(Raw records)
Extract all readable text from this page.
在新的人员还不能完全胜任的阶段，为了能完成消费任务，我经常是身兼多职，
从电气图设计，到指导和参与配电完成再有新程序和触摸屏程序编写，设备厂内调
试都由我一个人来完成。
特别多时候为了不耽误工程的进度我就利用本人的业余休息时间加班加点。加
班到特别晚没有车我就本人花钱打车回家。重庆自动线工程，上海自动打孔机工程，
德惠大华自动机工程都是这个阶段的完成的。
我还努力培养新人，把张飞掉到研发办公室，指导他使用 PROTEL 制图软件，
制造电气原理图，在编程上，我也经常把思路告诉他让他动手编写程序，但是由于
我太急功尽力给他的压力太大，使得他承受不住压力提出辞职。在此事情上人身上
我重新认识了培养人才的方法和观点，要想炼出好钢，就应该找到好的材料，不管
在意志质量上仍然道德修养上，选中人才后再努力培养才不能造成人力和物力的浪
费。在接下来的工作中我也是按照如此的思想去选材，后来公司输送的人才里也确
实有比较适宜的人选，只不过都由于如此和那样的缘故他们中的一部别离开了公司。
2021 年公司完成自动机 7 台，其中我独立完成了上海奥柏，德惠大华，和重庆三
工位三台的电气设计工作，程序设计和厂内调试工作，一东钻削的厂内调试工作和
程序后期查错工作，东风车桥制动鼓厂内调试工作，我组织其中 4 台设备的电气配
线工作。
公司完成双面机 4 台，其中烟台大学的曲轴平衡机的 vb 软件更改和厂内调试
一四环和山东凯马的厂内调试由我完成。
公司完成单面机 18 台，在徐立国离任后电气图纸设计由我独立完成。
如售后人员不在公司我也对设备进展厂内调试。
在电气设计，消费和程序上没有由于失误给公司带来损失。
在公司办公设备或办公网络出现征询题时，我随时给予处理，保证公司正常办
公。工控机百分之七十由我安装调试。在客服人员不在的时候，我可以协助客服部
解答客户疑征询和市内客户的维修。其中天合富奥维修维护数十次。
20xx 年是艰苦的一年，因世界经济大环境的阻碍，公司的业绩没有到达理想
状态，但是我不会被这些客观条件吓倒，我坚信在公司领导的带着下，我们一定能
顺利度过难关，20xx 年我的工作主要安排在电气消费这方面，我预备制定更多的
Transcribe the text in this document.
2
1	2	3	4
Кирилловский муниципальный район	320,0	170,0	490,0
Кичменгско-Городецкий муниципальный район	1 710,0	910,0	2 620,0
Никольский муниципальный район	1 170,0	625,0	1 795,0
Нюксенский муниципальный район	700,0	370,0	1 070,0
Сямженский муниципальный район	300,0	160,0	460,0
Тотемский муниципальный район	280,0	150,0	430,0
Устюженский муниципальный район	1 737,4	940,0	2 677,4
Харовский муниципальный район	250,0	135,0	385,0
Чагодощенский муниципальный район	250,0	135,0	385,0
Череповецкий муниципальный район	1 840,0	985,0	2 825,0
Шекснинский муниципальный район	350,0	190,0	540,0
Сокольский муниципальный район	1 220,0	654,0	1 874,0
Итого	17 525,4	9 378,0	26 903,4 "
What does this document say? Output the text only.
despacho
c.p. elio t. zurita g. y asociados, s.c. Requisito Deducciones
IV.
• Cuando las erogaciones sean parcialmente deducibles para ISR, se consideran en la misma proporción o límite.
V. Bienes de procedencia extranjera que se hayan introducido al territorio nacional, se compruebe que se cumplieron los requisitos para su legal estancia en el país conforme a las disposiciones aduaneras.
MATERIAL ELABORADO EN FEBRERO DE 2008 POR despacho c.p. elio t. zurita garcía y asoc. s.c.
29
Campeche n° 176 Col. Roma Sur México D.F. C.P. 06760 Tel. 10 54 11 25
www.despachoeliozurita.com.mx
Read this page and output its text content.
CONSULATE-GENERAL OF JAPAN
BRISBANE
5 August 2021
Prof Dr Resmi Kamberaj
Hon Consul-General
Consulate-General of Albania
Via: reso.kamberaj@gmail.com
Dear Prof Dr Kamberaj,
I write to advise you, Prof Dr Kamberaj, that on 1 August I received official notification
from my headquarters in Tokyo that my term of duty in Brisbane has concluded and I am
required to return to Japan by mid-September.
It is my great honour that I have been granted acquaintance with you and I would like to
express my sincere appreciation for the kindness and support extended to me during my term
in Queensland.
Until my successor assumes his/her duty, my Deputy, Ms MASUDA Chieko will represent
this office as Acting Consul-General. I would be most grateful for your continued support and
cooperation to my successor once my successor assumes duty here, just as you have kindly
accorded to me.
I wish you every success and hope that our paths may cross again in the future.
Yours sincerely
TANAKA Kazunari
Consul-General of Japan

=== Short task ===
Set all of the entries down again, exactly as they were given.

=== Task answer ===
Extract all readable text from this page.
在新的人员还不能完全胜任的阶段，为了能完成消费任务，我经常是身兼多职，
从电气图设计，到指导和参与配电完成再有新程序和触摸屏程序编写，设备厂内调
试都由我一个人来完成。
特别多时候为了不耽误工程的进度我就利用本人的业余休息时间加班加点。加
班到特别晚没有车我就本人花钱打车回家。重庆自动线工程，上海自动打孔机工程，
德惠大华自动机工程都是这个阶段的完成的。
我还努力培养新人，把张飞掉到研发办公室，指导他使用 PROTEL 制图软件，
制造电气原理图，在编程上，我也经常把思路告诉他让他动手编写程序，但是由于
我太急功尽力给他的压力太大，使得他承受不住压力提出辞职。在此事情上人身上
我重新认识了培养人才的方法和观点，要想炼出好钢，就应该找到好的材料，不管
在意志质量上仍然道德修养上，选中人才后再努力培养才不能造成人力和物力的浪
费。在接下来的工作中我也是按照如此的思想去选材，后来公司输送的人才里也确
实有比较适宜的人选，只不过都由于如此和那样的缘故他们中的一部别离开了公司。
2021 年公司完成自动机 7 台，其中我独立完成了上海奥柏，德惠大华，和重庆三
工位三台的电气设计工作，程序设计和厂内调试工作，一东钻削的厂内调试工作和
程序后期查错工作，东风车桥制动鼓厂内调试工作，我组织其中 4 台设备的电气配
线工作。
公司完成双面机 4 台，其中烟台大学的曲轴平衡机的 vb 软件更改和厂内调试
一四环和山东凯马的厂内调试由我完成。
公司完成单面机 18 台，在徐立国离任后电气图纸设计由我独立完成。
如售后人员不在公司我也对设备进展厂内调试。
在电气设计，消费和程序上没有由于失误给公司带来损失。
在公司办公设备或办公网络出现征询题时，我随时给予处理，保证公司正常办
公。工控机百分之七十由我安装调试。在客服人员不在的时候，我可以协助客服部
解答客户疑征询和市内客户的维修。其中天合富奥维修维护数十次。
20xx 年是艰苦的一年，因世界经济大环境的阻碍，公司的业绩没有到达理想
状态，但是我不会被这些客观条件吓倒，我坚信在公司领导的带着下，我们一定能
顺利度过难关，20xx 年我的工作主要安排在电气消费这方面，我预备制定更多的
Transcribe the text in this document.
2
1	2	3	4
Кирилловский муниципальный район	320,0	170,0	490,0
Кичменгско-Городецкий муниципальный район	1 710,0	910,0	2 620,0
Никольский муниципальный район	1 170,0	625,0	1 795,0
Нюксенский муниципальный район	700,0	370,0	1 070,0
Сямженский муниципальный район	300,0	160,0	460,0
Тотемский муниципальный район	280,0	150,0	430,0
Устюженский муниципальный район	1 737,4	940,0	2 677,4
Харовский муниципальный район	250,0	135,0	385,0
Чагодощенский муниципальный район	250,0	135,0	385,0
Череповецкий муниципальный район	1 840,0	985,0	2 825,0
Шекснинский муниципальный район	350,0	190,0	540,0
Сокольский муниципальный район	1 220,0	654,0	1 874,0
Итого	17 525,4	9 378,0	26 903,4 "
What does this document say? Output the text only.
despacho
c.p. elio t. zurita g. y asociados, s.c. Requisito Deducciones
IV.
• Cuando las erogaciones sean parcialmente deducibles para ISR, se consideran en la misma proporción o límite.
V. Bienes de procedencia extranjera que se hayan introducido al territorio nacional, se compruebe que se cumplieron los requisitos para su legal estancia en el país conforme a las disposiciones aduaneras.
MATERIAL ELABORADO EN FEBRERO DE 2008 POR despacho c.p. elio t. zurita garcía y asoc. s.c.
29
Campeche n° 176 Col. Roma Sur México D.F. C.P. 06760 Tel. 10 54 11 25
www.despachoeliozurita.com.mx
Read this page and output its text content.
CONSULATE-GENERAL OF JAPAN
BRISBANE
5 August 2021
Prof Dr Resmi Kamberaj
Hon Consul-General
Consulate-General of Albania
Via: reso.kamberaj@gmail.com
Dear Prof Dr Kamberaj,
I write to advise you, Prof Dr Kamberaj, that on 1 August I received official notification
from my headquarters in Tokyo that my term of duty in Brisbane has concluded and I am
required to return to Japan by mid-September.
It is my great honour that I have been granted acquaintance with you and I would like to
express my sincere appreciation for the kindness and support extended to me during my term
in Queensland.
Until my successor assumes his/her duty, my Deputy, Ms MASUDA Chieko will represent
this office as Acting Consul-General. I would be most grateful for your continued support and
cooperation to my successor once my successor assumes duty here, just as you have kindly
accorded to me.
I wish you every success and hope that our paths may cross again in the future.
Yours sincerely
TANAKA Kazunari
Consul-General of Japan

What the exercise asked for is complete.